Element region listings:
----

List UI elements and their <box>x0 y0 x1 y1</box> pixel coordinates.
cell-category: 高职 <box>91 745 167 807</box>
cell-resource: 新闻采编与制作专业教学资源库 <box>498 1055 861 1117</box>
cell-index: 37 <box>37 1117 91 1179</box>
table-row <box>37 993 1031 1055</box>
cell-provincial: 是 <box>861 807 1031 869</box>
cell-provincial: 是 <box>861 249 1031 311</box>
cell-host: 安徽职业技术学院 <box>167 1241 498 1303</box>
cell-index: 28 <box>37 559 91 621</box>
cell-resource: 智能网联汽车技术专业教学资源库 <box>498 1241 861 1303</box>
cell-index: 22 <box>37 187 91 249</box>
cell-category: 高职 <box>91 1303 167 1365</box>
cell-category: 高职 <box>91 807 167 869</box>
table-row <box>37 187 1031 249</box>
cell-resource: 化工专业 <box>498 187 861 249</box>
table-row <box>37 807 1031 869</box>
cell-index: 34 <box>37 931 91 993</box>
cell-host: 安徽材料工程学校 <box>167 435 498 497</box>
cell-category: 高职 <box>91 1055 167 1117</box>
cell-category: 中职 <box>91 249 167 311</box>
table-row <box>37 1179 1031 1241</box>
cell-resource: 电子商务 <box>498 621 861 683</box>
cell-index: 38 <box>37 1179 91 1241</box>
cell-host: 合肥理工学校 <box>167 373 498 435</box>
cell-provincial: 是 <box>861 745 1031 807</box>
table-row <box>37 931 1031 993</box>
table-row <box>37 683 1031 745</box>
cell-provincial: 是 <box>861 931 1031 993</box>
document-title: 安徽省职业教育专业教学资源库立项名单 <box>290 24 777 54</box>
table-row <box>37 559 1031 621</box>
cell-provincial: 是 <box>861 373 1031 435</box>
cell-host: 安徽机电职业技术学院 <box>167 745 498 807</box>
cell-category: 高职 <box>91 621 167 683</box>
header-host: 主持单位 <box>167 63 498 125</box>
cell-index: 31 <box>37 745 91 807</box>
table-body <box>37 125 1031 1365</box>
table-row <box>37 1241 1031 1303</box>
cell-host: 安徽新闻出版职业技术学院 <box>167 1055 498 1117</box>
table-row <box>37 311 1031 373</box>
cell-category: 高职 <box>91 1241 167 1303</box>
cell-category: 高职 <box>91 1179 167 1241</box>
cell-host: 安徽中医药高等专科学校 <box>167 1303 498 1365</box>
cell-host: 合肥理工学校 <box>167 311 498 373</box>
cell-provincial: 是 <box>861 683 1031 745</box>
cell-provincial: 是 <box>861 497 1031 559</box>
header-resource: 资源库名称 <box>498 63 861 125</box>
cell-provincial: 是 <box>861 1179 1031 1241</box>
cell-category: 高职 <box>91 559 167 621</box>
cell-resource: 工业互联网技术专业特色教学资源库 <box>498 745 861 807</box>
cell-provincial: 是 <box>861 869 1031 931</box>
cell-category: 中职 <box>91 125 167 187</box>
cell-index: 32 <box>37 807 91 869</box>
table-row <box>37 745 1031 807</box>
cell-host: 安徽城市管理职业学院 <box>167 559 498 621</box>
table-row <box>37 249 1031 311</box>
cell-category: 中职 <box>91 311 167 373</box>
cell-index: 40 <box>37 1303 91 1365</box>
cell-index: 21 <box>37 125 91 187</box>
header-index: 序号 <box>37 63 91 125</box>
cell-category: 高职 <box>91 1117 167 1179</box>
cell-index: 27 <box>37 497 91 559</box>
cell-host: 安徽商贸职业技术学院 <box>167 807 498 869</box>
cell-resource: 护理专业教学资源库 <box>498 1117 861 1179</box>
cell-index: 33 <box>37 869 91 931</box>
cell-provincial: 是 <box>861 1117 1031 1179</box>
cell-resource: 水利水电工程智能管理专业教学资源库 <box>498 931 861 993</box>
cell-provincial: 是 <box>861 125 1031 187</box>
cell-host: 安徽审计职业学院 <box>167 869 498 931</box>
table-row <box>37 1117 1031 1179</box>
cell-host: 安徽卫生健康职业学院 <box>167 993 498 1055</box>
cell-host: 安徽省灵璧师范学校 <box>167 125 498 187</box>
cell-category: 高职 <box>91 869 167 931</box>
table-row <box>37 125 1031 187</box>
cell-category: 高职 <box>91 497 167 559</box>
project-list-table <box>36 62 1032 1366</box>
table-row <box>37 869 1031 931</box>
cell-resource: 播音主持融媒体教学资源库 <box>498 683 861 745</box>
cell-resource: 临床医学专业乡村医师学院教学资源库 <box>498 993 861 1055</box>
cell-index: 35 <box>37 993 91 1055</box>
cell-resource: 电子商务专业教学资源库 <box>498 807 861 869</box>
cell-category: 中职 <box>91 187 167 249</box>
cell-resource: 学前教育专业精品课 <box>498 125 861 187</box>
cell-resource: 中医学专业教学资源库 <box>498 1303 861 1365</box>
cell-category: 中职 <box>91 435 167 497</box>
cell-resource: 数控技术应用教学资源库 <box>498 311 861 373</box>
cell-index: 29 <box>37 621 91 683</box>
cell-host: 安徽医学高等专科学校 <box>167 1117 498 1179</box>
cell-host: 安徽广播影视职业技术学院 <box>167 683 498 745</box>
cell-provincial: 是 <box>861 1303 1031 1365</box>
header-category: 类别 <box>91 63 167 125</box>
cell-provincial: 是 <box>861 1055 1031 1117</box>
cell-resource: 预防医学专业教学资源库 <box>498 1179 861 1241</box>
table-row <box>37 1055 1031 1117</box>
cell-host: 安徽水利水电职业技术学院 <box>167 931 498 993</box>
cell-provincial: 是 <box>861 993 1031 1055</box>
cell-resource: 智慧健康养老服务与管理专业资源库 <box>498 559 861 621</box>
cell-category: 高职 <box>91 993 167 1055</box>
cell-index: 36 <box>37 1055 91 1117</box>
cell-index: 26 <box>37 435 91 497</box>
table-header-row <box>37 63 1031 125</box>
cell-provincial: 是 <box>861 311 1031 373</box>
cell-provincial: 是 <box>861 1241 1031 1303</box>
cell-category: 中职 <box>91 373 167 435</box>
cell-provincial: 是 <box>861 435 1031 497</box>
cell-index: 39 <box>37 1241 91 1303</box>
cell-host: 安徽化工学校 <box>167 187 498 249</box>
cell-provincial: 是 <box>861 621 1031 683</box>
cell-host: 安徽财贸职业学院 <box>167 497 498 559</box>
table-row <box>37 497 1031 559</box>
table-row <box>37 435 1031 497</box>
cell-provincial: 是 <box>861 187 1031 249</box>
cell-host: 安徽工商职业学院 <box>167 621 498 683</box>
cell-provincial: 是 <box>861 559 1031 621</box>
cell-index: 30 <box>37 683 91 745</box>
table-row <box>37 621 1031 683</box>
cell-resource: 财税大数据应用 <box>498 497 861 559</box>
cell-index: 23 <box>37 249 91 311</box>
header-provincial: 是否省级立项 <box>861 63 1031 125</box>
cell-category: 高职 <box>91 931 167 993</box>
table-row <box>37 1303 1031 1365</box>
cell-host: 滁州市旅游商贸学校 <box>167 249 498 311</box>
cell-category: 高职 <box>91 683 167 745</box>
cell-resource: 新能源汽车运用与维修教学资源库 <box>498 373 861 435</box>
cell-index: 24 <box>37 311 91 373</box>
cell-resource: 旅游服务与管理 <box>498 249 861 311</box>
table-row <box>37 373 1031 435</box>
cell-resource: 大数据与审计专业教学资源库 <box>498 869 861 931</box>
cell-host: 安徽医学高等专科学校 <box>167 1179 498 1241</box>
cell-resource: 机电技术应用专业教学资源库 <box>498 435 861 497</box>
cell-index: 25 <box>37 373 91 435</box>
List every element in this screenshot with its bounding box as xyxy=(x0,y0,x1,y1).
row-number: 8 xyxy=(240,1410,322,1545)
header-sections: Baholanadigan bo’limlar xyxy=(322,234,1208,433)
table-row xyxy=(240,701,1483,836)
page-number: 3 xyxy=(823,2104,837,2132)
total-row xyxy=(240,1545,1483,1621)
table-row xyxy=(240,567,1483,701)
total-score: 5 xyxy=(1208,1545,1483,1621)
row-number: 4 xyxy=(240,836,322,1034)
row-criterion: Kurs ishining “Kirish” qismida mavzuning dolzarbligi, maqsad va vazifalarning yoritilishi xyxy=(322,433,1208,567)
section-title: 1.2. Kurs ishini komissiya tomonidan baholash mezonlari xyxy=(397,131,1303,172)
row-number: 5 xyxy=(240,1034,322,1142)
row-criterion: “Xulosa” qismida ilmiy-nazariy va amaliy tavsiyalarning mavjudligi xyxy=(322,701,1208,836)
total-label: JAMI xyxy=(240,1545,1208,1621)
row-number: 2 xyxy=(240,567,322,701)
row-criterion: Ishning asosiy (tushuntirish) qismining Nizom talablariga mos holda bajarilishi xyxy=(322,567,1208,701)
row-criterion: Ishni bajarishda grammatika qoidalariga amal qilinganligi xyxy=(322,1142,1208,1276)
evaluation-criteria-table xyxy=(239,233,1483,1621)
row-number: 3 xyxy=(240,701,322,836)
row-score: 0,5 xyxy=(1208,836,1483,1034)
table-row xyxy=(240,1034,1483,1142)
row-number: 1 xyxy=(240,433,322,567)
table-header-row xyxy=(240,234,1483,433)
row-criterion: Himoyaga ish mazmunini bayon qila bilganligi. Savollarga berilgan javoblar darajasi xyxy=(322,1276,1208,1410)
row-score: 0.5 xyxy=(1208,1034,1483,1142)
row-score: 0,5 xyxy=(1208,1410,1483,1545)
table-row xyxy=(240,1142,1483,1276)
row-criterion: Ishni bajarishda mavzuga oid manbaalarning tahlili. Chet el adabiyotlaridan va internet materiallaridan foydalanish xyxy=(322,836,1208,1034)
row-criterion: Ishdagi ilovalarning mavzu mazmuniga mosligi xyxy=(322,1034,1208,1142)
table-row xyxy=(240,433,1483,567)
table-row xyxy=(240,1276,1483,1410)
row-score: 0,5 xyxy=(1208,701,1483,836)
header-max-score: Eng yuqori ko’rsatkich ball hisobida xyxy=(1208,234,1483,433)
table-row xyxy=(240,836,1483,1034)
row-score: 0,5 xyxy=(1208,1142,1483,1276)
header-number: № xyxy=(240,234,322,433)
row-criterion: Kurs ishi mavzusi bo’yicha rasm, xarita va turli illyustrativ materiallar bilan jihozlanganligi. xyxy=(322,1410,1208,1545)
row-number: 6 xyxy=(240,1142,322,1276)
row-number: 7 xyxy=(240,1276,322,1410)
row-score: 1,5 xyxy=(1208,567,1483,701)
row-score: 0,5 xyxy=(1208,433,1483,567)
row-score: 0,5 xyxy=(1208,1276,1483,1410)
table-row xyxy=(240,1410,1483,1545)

----

PROBLEM TO WORK ON: Render the data as a Markdown table with the columns "Row" and "Line", beginning at the first line of the data and stopping after the line that contains "cell-category: 高职 <box>91 1055 167 1117</box>". Leave out any blank lines.

REPLY:
| Row | Line |
|---|---|
| 1 | List UI elements and their <box>x0 y0 x1 y1</box> pixel coordinates. |
| 2 | cell-category: 高职 <box>91 745 167 807</box> |
| 3 | cell-resource: 新闻采编与制作专业教学资源库 <box>498 1055 861 1117</box> |
| 4 | cell-index: 37 <box>37 1117 91 1179</box> |
| 5 | table-row <box>37 993 1031 1055</box> |
| 6 | cell-provincial: 是 <box>861 807 1031 869</box> |
| 7 | cell-provincial: 是 <box>861 249 1031 311</box> |
| 8 | cell-host: 安徽职业技术学院 <box>167 1241 498 1303</box> |
| 9 | cell-index: 28 <box>37 559 91 621</box> |
| 10 | cell-resource: 智能网联汽车技术专业教学资源库 <box>498 1241 861 1303</box> |
| 11 | cell-index: 22 <box>37 187 91 249</box> |
| 12 | cell-category: 高职 <box>91 1303 167 1365</box> |
| 13 | cell-category: 高职 <box>91 807 167 869</box> |
| 14 | table-row <box>37 187 1031 249</box> |
| 15 | cell-resource: 化工专业 <box>498 187 861 249</box> |
| 16 | table-row <box>37 807 1031 869</box> |
| 17 | cell-index: 34 <box>37 931 91 993</box> |
| 18 | cell-host: 安徽材料工程学校 <box>167 435 498 497</box> |
| 19 | cell-category: 高职 <box>91 1055 167 1117</box> |